_Problem description_
Starting at the beginning of the records and ending with the line that contains "Give me the", copy those lines verbatim. Leave the pictures out of your answer.

Region boundary data:

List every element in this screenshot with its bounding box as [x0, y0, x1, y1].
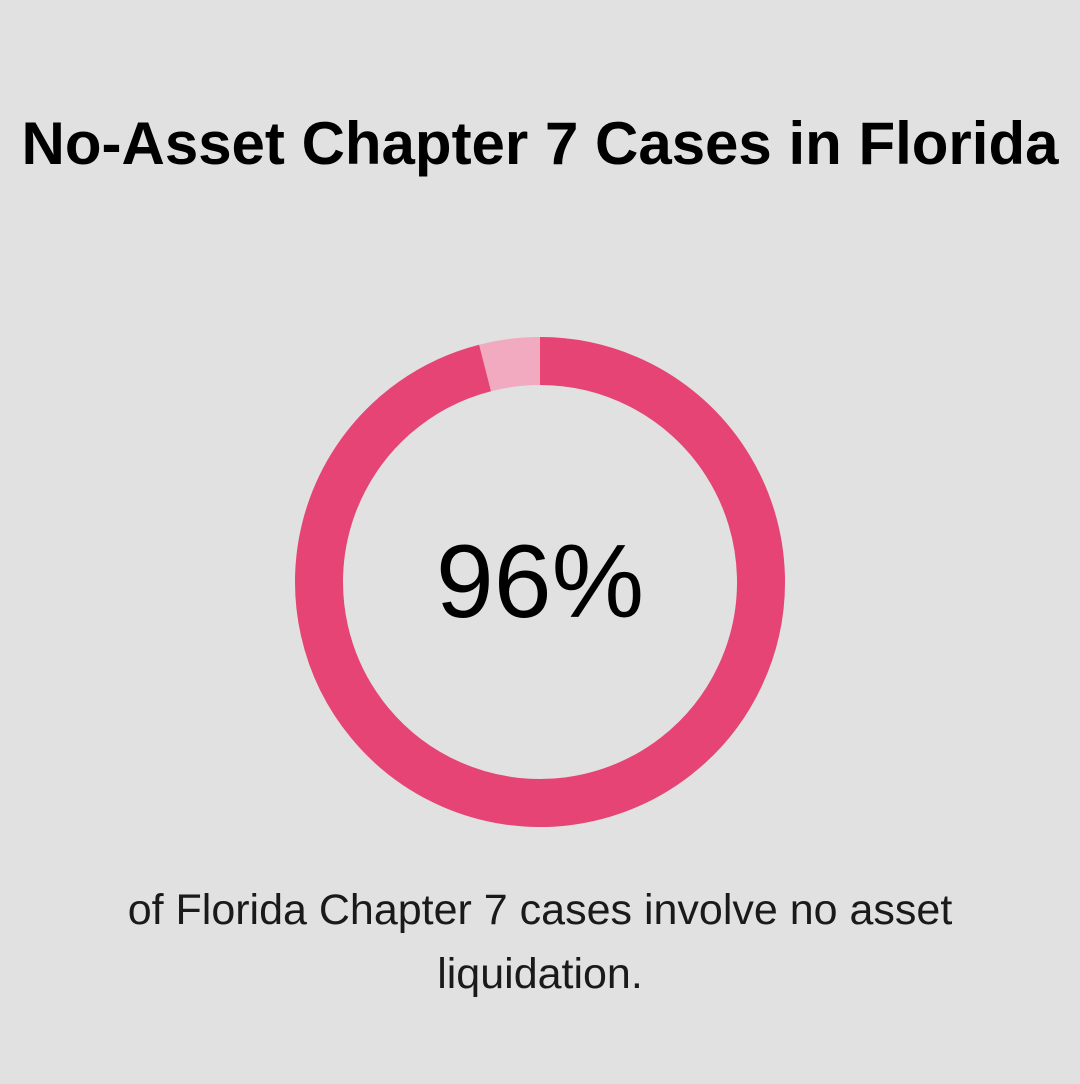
value-label: 96% [436, 524, 644, 640]
donut-segment [479, 337, 541, 392]
caption: of Florida Chapter 7 cases involve no as… [127, 886, 953, 998]
donut-segment [295, 337, 785, 827]
chart-title: No-Asset Chapter 7 Cases in Florida [21, 110, 1059, 177]
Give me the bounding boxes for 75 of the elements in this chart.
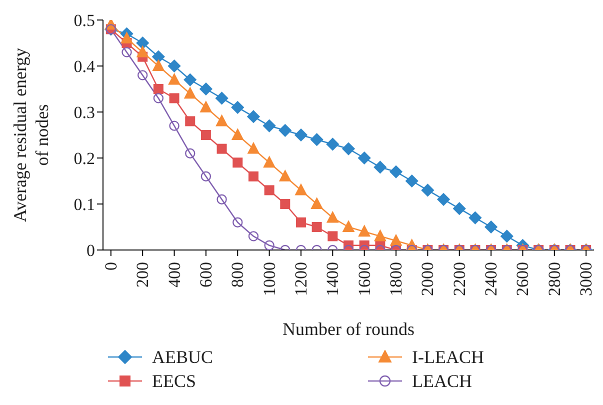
point bbox=[231, 101, 244, 114]
point bbox=[279, 170, 292, 182]
legend-label: AEBUC bbox=[152, 346, 214, 368]
point bbox=[185, 148, 196, 158]
point bbox=[169, 120, 180, 131]
point bbox=[136, 36, 149, 50]
point bbox=[326, 211, 339, 223]
point bbox=[390, 234, 402, 246]
y-tick-label: 0 bbox=[86, 241, 95, 260]
point bbox=[232, 158, 243, 168]
point bbox=[248, 171, 258, 182]
point bbox=[232, 128, 244, 140]
point bbox=[326, 138, 340, 151]
point bbox=[200, 82, 212, 96]
point bbox=[168, 60, 181, 72]
point bbox=[184, 87, 196, 99]
x-tick-label: 1000 bbox=[260, 262, 279, 296]
point bbox=[185, 116, 196, 126]
point bbox=[406, 174, 418, 188]
y-tick-label: 0.4 bbox=[74, 57, 96, 76]
point bbox=[263, 156, 276, 168]
x-tick-label: 600 bbox=[196, 262, 216, 288]
point bbox=[153, 84, 164, 94]
x-tick-label: 2000 bbox=[418, 262, 438, 296]
point bbox=[184, 73, 196, 86]
point bbox=[216, 114, 228, 126]
point bbox=[200, 130, 211, 140]
y-tick-label: 0.3 bbox=[74, 103, 95, 122]
x-tick-label: 1600 bbox=[354, 262, 374, 296]
x-tick-label: 1800 bbox=[386, 262, 406, 296]
point bbox=[390, 165, 402, 178]
x-tick-label: 2800 bbox=[544, 262, 564, 296]
legend-label: LEACH bbox=[412, 370, 472, 392]
point bbox=[153, 93, 164, 104]
x-tick-label: 1200 bbox=[291, 262, 310, 296]
x-tick-label: 2200 bbox=[450, 262, 469, 296]
x-tick-label: 400 bbox=[164, 262, 184, 288]
point bbox=[136, 46, 148, 58]
point bbox=[152, 60, 164, 71]
point bbox=[137, 70, 148, 80]
point bbox=[342, 142, 355, 156]
point bbox=[295, 184, 307, 196]
y-tick-label: 0.5 bbox=[74, 11, 95, 30]
y-tick-label: 0.2 bbox=[74, 149, 95, 168]
point bbox=[374, 160, 387, 174]
point bbox=[310, 198, 323, 209]
point bbox=[200, 101, 212, 112]
legend-label: EECS bbox=[152, 370, 196, 392]
point bbox=[168, 73, 180, 85]
y-axis-title: Average residual energy of nodes bbox=[10, 48, 52, 222]
point bbox=[215, 92, 228, 105]
point bbox=[294, 128, 308, 142]
x-tick-label: 800 bbox=[228, 262, 248, 288]
point bbox=[248, 142, 260, 154]
point bbox=[122, 47, 132, 58]
x-axis-title: Number of rounds bbox=[282, 319, 414, 339]
point bbox=[169, 93, 180, 104]
point bbox=[278, 124, 292, 137]
x-tick-label: 2600 bbox=[513, 262, 532, 296]
point bbox=[247, 110, 260, 123]
point bbox=[262, 119, 276, 132]
point bbox=[310, 133, 324, 146]
point bbox=[358, 152, 371, 164]
legend-label: I-LEACH bbox=[412, 346, 484, 368]
x-tick-label: 0 bbox=[101, 262, 120, 270]
point bbox=[216, 144, 227, 154]
x-tick-label: 2400 bbox=[482, 262, 501, 296]
x-tick-label: 1400 bbox=[323, 262, 342, 296]
y-tick-label: 0.1 bbox=[74, 195, 95, 214]
point bbox=[152, 50, 165, 64]
point bbox=[342, 220, 354, 232]
x-tick-label: 3000 bbox=[576, 262, 596, 296]
point bbox=[120, 32, 133, 44]
x-tick-label: 200 bbox=[133, 262, 152, 288]
point bbox=[200, 171, 212, 182]
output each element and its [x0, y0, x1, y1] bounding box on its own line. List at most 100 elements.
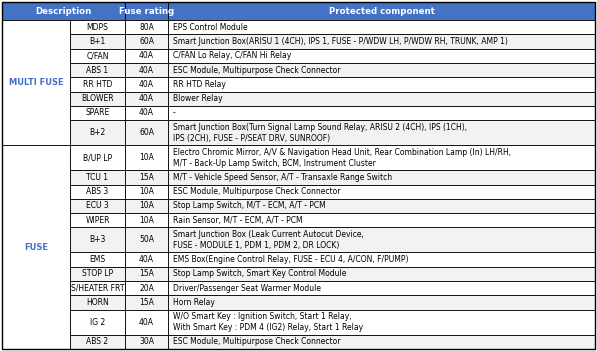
Text: 40A: 40A: [139, 80, 154, 89]
Text: HORN: HORN: [86, 298, 109, 307]
Text: 30A: 30A: [139, 337, 154, 346]
Bar: [125, 63, 168, 77]
Bar: [125, 48, 168, 63]
Bar: [2, 2, 125, 20]
Bar: [70, 92, 125, 106]
Bar: [125, 145, 168, 170]
Bar: [70, 120, 125, 145]
Bar: [168, 34, 595, 48]
Bar: [168, 106, 595, 120]
Text: RR HTD Relay: RR HTD Relay: [173, 80, 226, 89]
Bar: [70, 77, 125, 92]
Bar: [70, 63, 125, 77]
Bar: [70, 185, 125, 199]
Bar: [70, 295, 125, 310]
Text: 40A: 40A: [139, 255, 154, 264]
Bar: [168, 335, 595, 349]
Text: EMS Box(Engine Control Relay, FUSE - ECU 4, A/CON, F/PUMP): EMS Box(Engine Control Relay, FUSE - ECU…: [173, 255, 408, 264]
Text: 10A: 10A: [139, 216, 154, 225]
Text: 10A: 10A: [139, 201, 154, 211]
Bar: [168, 185, 595, 199]
Bar: [168, 199, 595, 213]
Bar: [125, 335, 168, 349]
Text: Electro Chromic Mirror, A/V & Navigation Head Unit, Rear Combination Lamp (In) L: Electro Chromic Mirror, A/V & Navigation…: [173, 148, 511, 168]
Text: M/T - Vehicle Speed Sensor, A/T - Transaxle Range Switch: M/T - Vehicle Speed Sensor, A/T - Transa…: [173, 173, 392, 182]
Text: Smart Junction Box (Leak Current Autocut Device,
FUSE - MODULE 1, PDM 1, PDM 2, : Smart Junction Box (Leak Current Autocut…: [173, 230, 364, 250]
Bar: [168, 281, 595, 295]
Text: ESC Module, Multipurpose Check Connector: ESC Module, Multipurpose Check Connector: [173, 187, 340, 196]
Bar: [168, 213, 595, 227]
Bar: [125, 281, 168, 295]
Text: C/FAN: C/FAN: [86, 51, 109, 60]
Bar: [168, 145, 595, 170]
Text: 20A: 20A: [139, 284, 154, 293]
Text: Driver/Passenger Seat Warmer Module: Driver/Passenger Seat Warmer Module: [173, 284, 321, 293]
Bar: [168, 20, 595, 34]
Text: 40A: 40A: [139, 94, 154, 103]
Text: Protected component: Protected component: [328, 7, 435, 15]
Bar: [125, 120, 168, 145]
Text: B/UP LP: B/UP LP: [83, 153, 112, 162]
Bar: [125, 34, 168, 48]
Text: S/HEATER FRT: S/HEATER FRT: [71, 284, 124, 293]
Bar: [125, 213, 168, 227]
Bar: [168, 77, 595, 92]
Bar: [70, 213, 125, 227]
Bar: [70, 199, 125, 213]
Text: ESC Module, Multipurpose Check Connector: ESC Module, Multipurpose Check Connector: [173, 337, 340, 346]
Text: ESC Module, Multipurpose Check Connector: ESC Module, Multipurpose Check Connector: [173, 66, 340, 74]
Text: Stop Lamp Switch, Smart Key Control Module: Stop Lamp Switch, Smart Key Control Modu…: [173, 270, 346, 278]
Text: WIPER: WIPER: [85, 216, 110, 225]
Bar: [70, 335, 125, 349]
Text: ABS 1: ABS 1: [87, 66, 109, 74]
Bar: [70, 227, 125, 252]
Bar: [168, 48, 595, 63]
Bar: [168, 170, 595, 185]
Text: FUSE: FUSE: [24, 243, 48, 252]
Text: 40A: 40A: [139, 108, 154, 118]
Bar: [168, 267, 595, 281]
Text: ECU 3: ECU 3: [86, 201, 109, 211]
Text: RR HTD: RR HTD: [83, 80, 112, 89]
Bar: [168, 252, 595, 267]
Bar: [125, 92, 168, 106]
Bar: [2, 20, 70, 145]
Bar: [125, 20, 168, 34]
Text: ABS 3: ABS 3: [87, 187, 109, 196]
Bar: [125, 77, 168, 92]
Bar: [125, 310, 168, 335]
Text: W/O Smart Key : Ignition Switch, Start 1 Relay,
With Smart Key : PDM 4 (IG2) Rel: W/O Smart Key : Ignition Switch, Start 1…: [173, 312, 363, 332]
Text: TCU 1: TCU 1: [87, 173, 109, 182]
Bar: [168, 310, 595, 335]
Text: Smart Junction Box(Turn Signal Lamp Sound Relay, ARISU 2 (4CH), IPS (1CH),
IPS (: Smart Junction Box(Turn Signal Lamp Soun…: [173, 122, 467, 143]
Text: B+1: B+1: [90, 37, 106, 46]
Text: 40A: 40A: [139, 318, 154, 327]
Text: Description: Description: [35, 7, 91, 15]
Text: 10A: 10A: [139, 187, 154, 196]
Bar: [125, 267, 168, 281]
Text: MULTI FUSE: MULTI FUSE: [9, 78, 63, 87]
Text: Rain Sensor, M/T - ECM, A/T - PCM: Rain Sensor, M/T - ECM, A/T - PCM: [173, 216, 303, 225]
Bar: [125, 252, 168, 267]
Bar: [125, 106, 168, 120]
Text: B+3: B+3: [90, 236, 106, 244]
Bar: [125, 227, 168, 252]
Text: IG 2: IG 2: [90, 318, 105, 327]
Bar: [70, 252, 125, 267]
Bar: [70, 145, 125, 170]
Text: C/FAN Lo Relay, C/FAN Hi Relay: C/FAN Lo Relay, C/FAN Hi Relay: [173, 51, 291, 60]
Text: 60A: 60A: [139, 37, 154, 46]
Bar: [125, 185, 168, 199]
Text: ABS 2: ABS 2: [87, 337, 109, 346]
Text: 60A: 60A: [139, 128, 154, 137]
Text: 40A: 40A: [139, 66, 154, 74]
Bar: [70, 48, 125, 63]
Bar: [125, 295, 168, 310]
Text: 10A: 10A: [139, 153, 154, 162]
Bar: [168, 63, 595, 77]
Bar: [168, 295, 595, 310]
Text: SPARE: SPARE: [85, 108, 110, 118]
Text: -: -: [173, 108, 176, 118]
Text: EPS Control Module: EPS Control Module: [173, 23, 248, 32]
Bar: [70, 170, 125, 185]
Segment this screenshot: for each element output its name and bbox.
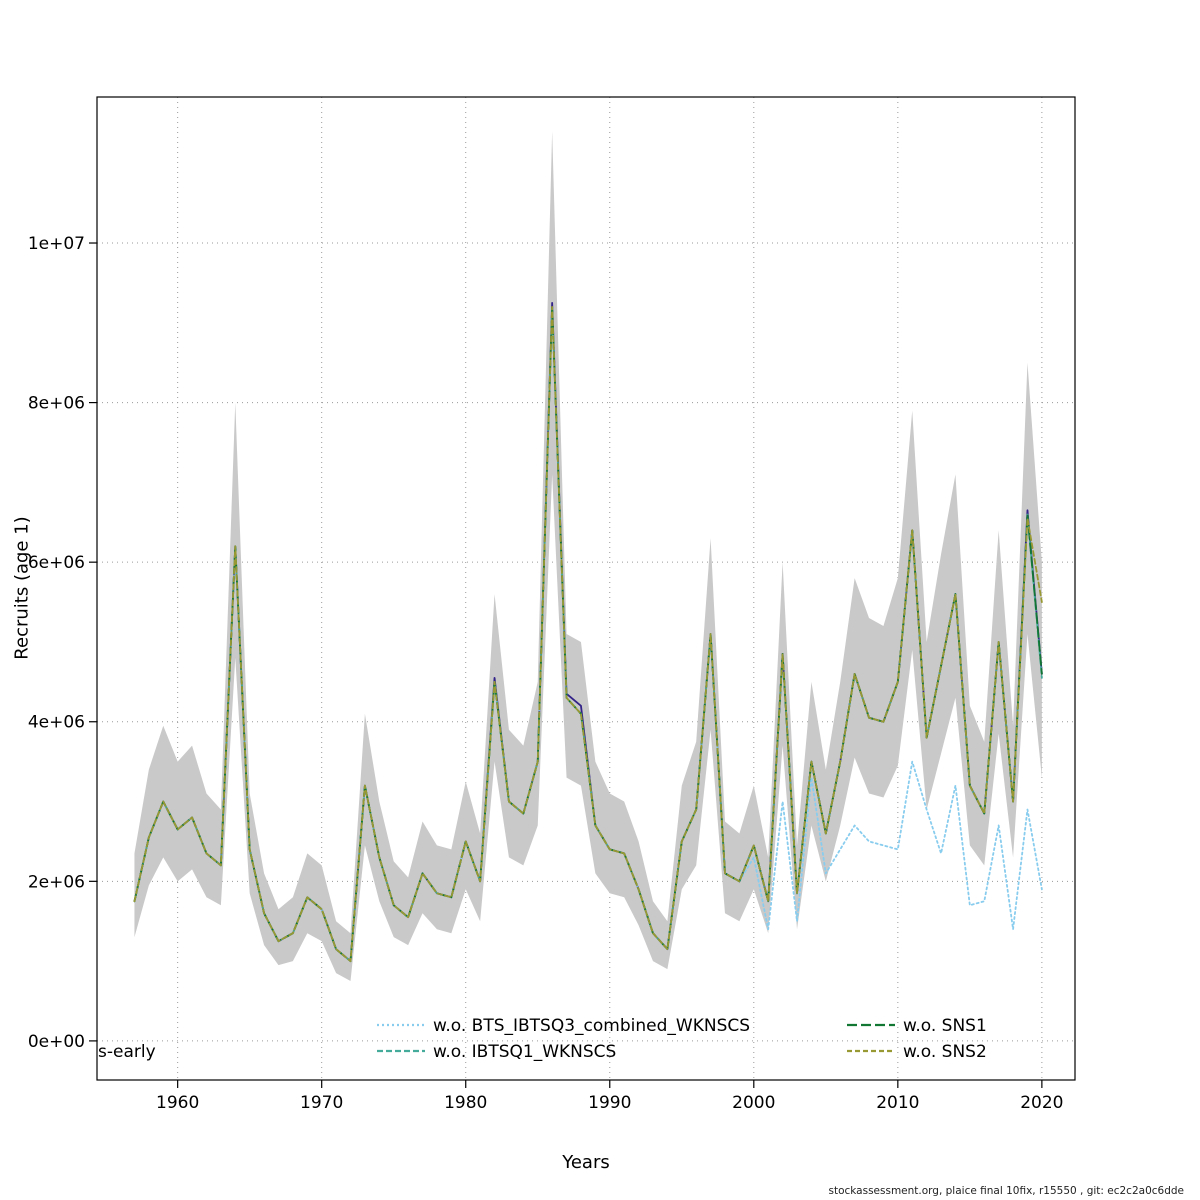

_Written response_
List every element in this screenshot with its bounding box as [x0, y0, x1, y1].
value-label: 96% [436, 524, 644, 640]
donut-segment [479, 337, 541, 392]
caption: of Florida Chapter 7 cases involve no as… [127, 886, 953, 998]
donut-segment [295, 337, 785, 827]
chart-title: No-Asset Chapter 7 Cases in Florida [21, 110, 1059, 177]
Give me the bounding boxes for 75 of the elements in this chart.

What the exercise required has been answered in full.